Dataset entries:
────────────────────────────────────────

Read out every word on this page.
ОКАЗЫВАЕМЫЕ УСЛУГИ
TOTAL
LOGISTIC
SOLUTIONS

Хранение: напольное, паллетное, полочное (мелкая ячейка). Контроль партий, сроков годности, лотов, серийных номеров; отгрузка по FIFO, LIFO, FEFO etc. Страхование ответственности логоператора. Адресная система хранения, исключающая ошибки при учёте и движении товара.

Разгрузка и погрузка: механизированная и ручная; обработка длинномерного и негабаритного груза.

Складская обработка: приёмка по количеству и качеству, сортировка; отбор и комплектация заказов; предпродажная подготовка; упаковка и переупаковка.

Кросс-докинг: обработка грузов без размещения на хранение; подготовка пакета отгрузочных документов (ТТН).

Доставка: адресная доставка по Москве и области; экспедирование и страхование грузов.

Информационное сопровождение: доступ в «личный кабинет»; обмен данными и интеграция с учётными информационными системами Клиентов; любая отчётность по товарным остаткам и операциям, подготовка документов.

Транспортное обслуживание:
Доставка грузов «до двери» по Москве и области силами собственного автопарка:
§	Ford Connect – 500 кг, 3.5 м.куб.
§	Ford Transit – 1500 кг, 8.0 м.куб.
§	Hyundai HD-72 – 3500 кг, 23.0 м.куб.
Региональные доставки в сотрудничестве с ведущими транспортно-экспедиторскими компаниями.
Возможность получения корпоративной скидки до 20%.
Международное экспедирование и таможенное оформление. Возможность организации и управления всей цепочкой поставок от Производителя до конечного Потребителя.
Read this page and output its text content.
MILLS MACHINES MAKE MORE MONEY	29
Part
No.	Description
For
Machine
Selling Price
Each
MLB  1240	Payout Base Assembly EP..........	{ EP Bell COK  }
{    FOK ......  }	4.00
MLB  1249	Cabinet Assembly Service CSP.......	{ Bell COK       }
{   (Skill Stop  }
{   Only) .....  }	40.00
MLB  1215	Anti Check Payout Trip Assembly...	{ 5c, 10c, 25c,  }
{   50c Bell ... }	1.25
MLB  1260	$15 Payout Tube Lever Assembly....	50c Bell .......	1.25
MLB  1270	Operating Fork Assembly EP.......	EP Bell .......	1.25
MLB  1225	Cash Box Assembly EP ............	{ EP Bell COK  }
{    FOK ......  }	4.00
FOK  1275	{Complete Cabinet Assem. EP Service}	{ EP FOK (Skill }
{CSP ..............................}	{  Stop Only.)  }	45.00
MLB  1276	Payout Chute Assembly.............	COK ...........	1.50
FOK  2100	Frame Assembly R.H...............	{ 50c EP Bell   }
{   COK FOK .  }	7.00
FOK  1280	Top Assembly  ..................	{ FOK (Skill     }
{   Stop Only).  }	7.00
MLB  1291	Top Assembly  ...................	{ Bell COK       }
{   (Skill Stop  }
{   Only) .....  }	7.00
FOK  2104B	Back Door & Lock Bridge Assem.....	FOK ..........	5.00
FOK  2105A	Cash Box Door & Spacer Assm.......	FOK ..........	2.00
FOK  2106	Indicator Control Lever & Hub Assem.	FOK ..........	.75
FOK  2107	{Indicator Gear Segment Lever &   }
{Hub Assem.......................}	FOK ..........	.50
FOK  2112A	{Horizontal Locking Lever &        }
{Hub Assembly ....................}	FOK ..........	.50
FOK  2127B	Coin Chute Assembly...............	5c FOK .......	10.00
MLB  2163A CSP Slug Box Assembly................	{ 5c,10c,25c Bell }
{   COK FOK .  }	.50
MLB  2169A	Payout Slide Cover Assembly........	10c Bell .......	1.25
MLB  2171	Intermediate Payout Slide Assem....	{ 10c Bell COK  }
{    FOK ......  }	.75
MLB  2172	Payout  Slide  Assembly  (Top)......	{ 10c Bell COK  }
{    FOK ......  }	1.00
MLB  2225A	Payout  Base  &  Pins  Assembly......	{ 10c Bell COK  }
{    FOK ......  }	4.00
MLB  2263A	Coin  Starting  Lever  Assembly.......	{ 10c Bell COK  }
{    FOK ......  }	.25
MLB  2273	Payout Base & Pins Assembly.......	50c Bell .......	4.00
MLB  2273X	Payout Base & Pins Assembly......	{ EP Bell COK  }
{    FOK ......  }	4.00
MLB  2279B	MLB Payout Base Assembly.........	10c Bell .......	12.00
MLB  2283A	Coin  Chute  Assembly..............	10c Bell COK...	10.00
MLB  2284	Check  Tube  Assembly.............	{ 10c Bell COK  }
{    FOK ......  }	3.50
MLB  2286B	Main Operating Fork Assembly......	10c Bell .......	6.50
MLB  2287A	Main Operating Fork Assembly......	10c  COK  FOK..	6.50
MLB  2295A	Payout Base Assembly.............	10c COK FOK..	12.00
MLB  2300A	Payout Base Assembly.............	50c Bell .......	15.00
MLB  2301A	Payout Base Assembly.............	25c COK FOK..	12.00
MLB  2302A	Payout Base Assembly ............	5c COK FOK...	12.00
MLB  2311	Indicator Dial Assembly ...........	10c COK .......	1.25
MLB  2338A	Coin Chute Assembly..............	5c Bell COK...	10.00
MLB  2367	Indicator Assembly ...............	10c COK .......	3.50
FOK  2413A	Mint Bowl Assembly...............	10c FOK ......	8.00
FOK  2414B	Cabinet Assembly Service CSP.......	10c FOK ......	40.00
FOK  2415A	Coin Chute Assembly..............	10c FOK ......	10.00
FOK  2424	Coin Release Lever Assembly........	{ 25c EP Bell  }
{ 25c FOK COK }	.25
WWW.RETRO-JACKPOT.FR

────────────────────────────────────────

Transcribe each entry exactly.

§ Result for this task
Read out every word on this page.
ОКАЗЫВАЕМЫЕ УСЛУГИ
TOTAL
LOGISTIC
SOLUTIONS

Хранение: напольное, паллетное, полочное (мелкая ячейка). Контроль партий, сроков годности, лотов, серийных номеров; отгрузка по FIFO, LIFO, FEFO etc. Страхование ответственности логоператора. Адресная система хранения, исключающая ошибки при учёте и движении товара.

Разгрузка и погрузка: механизированная и ручная; обработка длинномерного и негабаритного груза.

Складская обработка: приёмка по количеству и качеству, сортировка; отбор и комплектация заказов; предпродажная подготовка; упаковка и переупаковка.

Кросс-докинг: обработка грузов без размещения на хранение; подготовка пакета отгрузочных документов (ТТН).

Доставка: адресная доставка по Москве и области; экспедирование и страхование грузов.

Информационное сопровождение: доступ в «личный кабинет»; обмен данными и интеграция с учётными информационными системами Клиентов; любая отчётность по товарным остаткам и операциям, подготовка документов.

Транспортное обслуживание:
Доставка грузов «до двери» по Москве и области силами собственного автопарка:
§	Ford Connect – 500 кг, 3.5 м.куб.
§	Ford Transit – 1500 кг, 8.0 м.куб.
§	Hyundai HD-72 – 3500 кг, 23.0 м.куб.
Региональные доставки в сотрудничестве с ведущими транспортно-экспедиторскими компаниями.
Возможность получения корпоративной скидки до 20%.
Международное экспедирование и таможенное оформление. Возможность организации и управления всей цепочкой поставок от Производителя до конечного Потребителя.
Read this page and output its text content.
MILLS MACHINES MAKE MORE MONEY	29
Part
No.	Description
For
Machine
Selling Price
Each
MLB  1240	Payout Base Assembly EP..........	{ EP Bell COK  }
{    FOK ......  }	4.00
MLB  1249	Cabinet Assembly Service CSP.......	{ Bell COK       }
{   (Skill Stop  }
{   Only) .....  }	40.00
MLB  1215	Anti Check Payout Trip Assembly...	{ 5c, 10c, 25c,  }
{   50c Bell ... }	1.25
MLB  1260	$15 Payout Tube Lever Assembly....	50c Bell .......	1.25
MLB  1270	Operating Fork Assembly EP.......	EP Bell .......	1.25
MLB  1225	Cash Box Assembly EP ............	{ EP Bell COK  }
{    FOK ......  }	4.00
FOK  1275	{Complete Cabinet Assem. EP Service}	{ EP FOK (Skill }
{CSP ..............................}	{  Stop Only.)  }	45.00
MLB  1276	Payout Chute Assembly.............	COK ...........	1.50
FOK  2100	Frame Assembly R.H...............	{ 50c EP Bell   }
{   COK FOK .  }	7.00
FOK  1280	Top Assembly  ..................	{ FOK (Skill     }
{   Stop Only).  }	7.00
MLB  1291	Top Assembly  ...................	{ Bell COK       }
{   (Skill Stop  }
{   Only) .....  }	7.00
FOK  2104B	Back Door & Lock Bridge Assem.....	FOK ..........	5.00
FOK  2105A	Cash Box Door & Spacer Assm.......	FOK ..........	2.00
FOK  2106	Indicator Control Lever & Hub Assem.	FOK ..........	.75
FOK  2107	{Indicator Gear Segment Lever &   }
{Hub Assem.......................}	FOK ..........	.50
FOK  2112A	{Horizontal Locking Lever &        }
{Hub Assembly ....................}	FOK ..........	.50
FOK  2127B	Coin Chute Assembly...............	5c FOK .......	10.00
MLB  2163A CSP Slug Box Assembly................	{ 5c,10c,25c Bell }
{   COK FOK .  }	.50
MLB  2169A	Payout Slide Cover Assembly........	10c Bell .......	1.25
MLB  2171	Intermediate Payout Slide Assem....	{ 10c Bell COK  }
{    FOK ......  }	.75
MLB  2172	Payout  Slide  Assembly  (Top)......	{ 10c Bell COK  }
{    FOK ......  }	1.00
MLB  2225A	Payout  Base  &  Pins  Assembly......	{ 10c Bell COK  }
{    FOK ......  }	4.00
MLB  2263A	Coin  Starting  Lever  Assembly.......	{ 10c Bell COK  }
{    FOK ......  }	.25
MLB  2273	Payout Base & Pins Assembly.......	50c Bell .......	4.00
MLB  2273X	Payout Base & Pins Assembly......	{ EP Bell COK  }
{    FOK ......  }	4.00
MLB  2279B	MLB Payout Base Assembly.........	10c Bell .......	12.00
MLB  2283A	Coin  Chute  Assembly..............	10c Bell COK...	10.00
MLB  2284	Check  Tube  Assembly.............	{ 10c Bell COK  }
{    FOK ......  }	3.50
MLB  2286B	Main Operating Fork Assembly......	10c Bell .......	6.50
MLB  2287A	Main Operating Fork Assembly......	10c  COK  FOK..	6.50
MLB  2295A	Payout Base Assembly.............	10c COK FOK..	12.00
MLB  2300A	Payout Base Assembly.............	50c Bell .......	15.00
MLB  2301A	Payout Base Assembly.............	25c COK FOK..	12.00
MLB  2302A	Payout Base Assembly ............	5c COK FOK...	12.00
MLB  2311	Indicator Dial Assembly ...........	10c COK .......	1.25
MLB  2338A	Coin Chute Assembly..............	5c Bell COK...	10.00
MLB  2367	Indicator Assembly ...............	10c COK .......	3.50
FOK  2413A	Mint Bowl Assembly...............	10c FOK ......	8.00
FOK  2414B	Cabinet Assembly Service CSP.......	10c FOK ......	40.00
FOK  2415A	Coin Chute Assembly..............	10c FOK ......	10.00
FOK  2424	Coin Release Lever Assembly........	{ 25c EP Bell  }
{ 25c FOK COK }	.25
WWW.RETRO-JACKPOT.FR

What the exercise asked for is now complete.